## Requirements
Images are not part of the copy; transcribe all the data exactly.
-- START Source data --
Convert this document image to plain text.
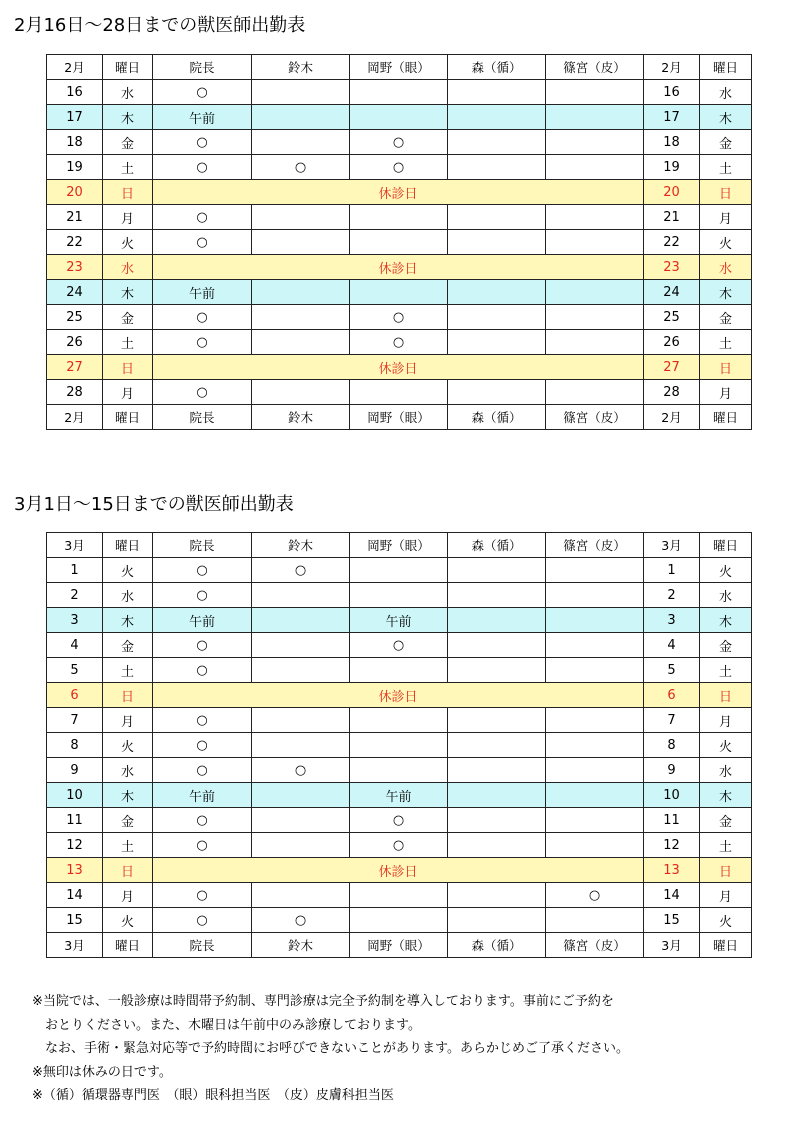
2月16日～28日までの獣医師出勤表
2月	曜日	院長	鈴木	岡野（眼）	森（循）	篠宮（皮）	2月	曜日
16	水	○					16	水
17	木	午前					17	木
18	金	○		○			18	金
19	土	○	○	○			19	土
20	日	休診日					20	日
21	月	○					21	月
22	火	○					22	火
23	水	休診日					23	水
24	木	午前					24	木
25	金	○		○			25	金
26	土	○		○			26	土
27	日	休診日					27	日
28	月	○					28	月
2月	曜日	院長	鈴木	岡野（眼）	森（循）	篠宮（皮）	2月	曜日
3月1日～15日までの獣医師出勤表
3月	曜日	院長	鈴木	岡野（眼）	森（循）	篠宮（皮）	3月	曜日
1	火	○	○				1	火
2	水	○					2	水
3	木	午前		午前			3	木
4	金	○		○			4	金
5	土	○					5	土
6	日	休診日					6	日
7	月	○					7	月
8	火	○					8	火
9	水	○	○				9	水
10	木	午前		午前			10	木
11	金	○		○			11	金
12	土	○		○			12	土
13	日	休診日					13	日
14	月	○				○	14	月
15	火	○	○				15	火
3月	曜日	院長	鈴木	岡野（眼）	森（循）	篠宮（皮）	3月	曜日
※当院では、一般診療は時間帯予約制、専門診療は完全予約制を導入しております。事前にご予約を
　おとりください。また、木曜日は午前中のみ診療しております。
　なお、手術・緊急対応等で予約時間にお呼びできないことがあります。あらかじめご了承ください。
※無印は休みの日です。
※（循）循環器専門医　（眼）眼科担当医　（皮）皮膚科担当医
-- END Source data --
## The reply
Convert this document image to plain text.
2月16日～28日までの獣医師出勤表
2月	曜日	院長	鈴木	岡野（眼）	森（循）	篠宮（皮）	2月	曜日
16	水	○					16	水
17	木	午前					17	木
18	金	○		○			18	金
19	土	○	○	○			19	土
20	日	休診日					20	日
21	月	○					21	月
22	火	○					22	火
23	水	休診日					23	水
24	木	午前					24	木
25	金	○		○			25	金
26	土	○		○			26	土
27	日	休診日					27	日
28	月	○					28	月
2月	曜日	院長	鈴木	岡野（眼）	森（循）	篠宮（皮）	2月	曜日
3月1日～15日までの獣医師出勤表
3月	曜日	院長	鈴木	岡野（眼）	森（循）	篠宮（皮）	3月	曜日
1	火	○	○				1	火
2	水	○					2	水
3	木	午前		午前			3	木
4	金	○		○			4	金
5	土	○					5	土
6	日	休診日					6	日
7	月	○					7	月
8	火	○					8	火
9	水	○	○				9	水
10	木	午前		午前			10	木
11	金	○		○			11	金
12	土	○		○			12	土
13	日	休診日					13	日
14	月	○				○	14	月
15	火	○	○				15	火
3月	曜日	院長	鈴木	岡野（眼）	森（循）	篠宮（皮）	3月	曜日
※当院では、一般診療は時間帯予約制、専門診療は完全予約制を導入しております。事前にご予約を
　おとりください。また、木曜日は午前中のみ診療しております。
　なお、手術・緊急対応等で予約時間にお呼びできないことがあります。あらかじめご了承ください。
※無印は休みの日です。
※（循）循環器専門医　（眼）眼科担当医　（皮）皮膚科担当医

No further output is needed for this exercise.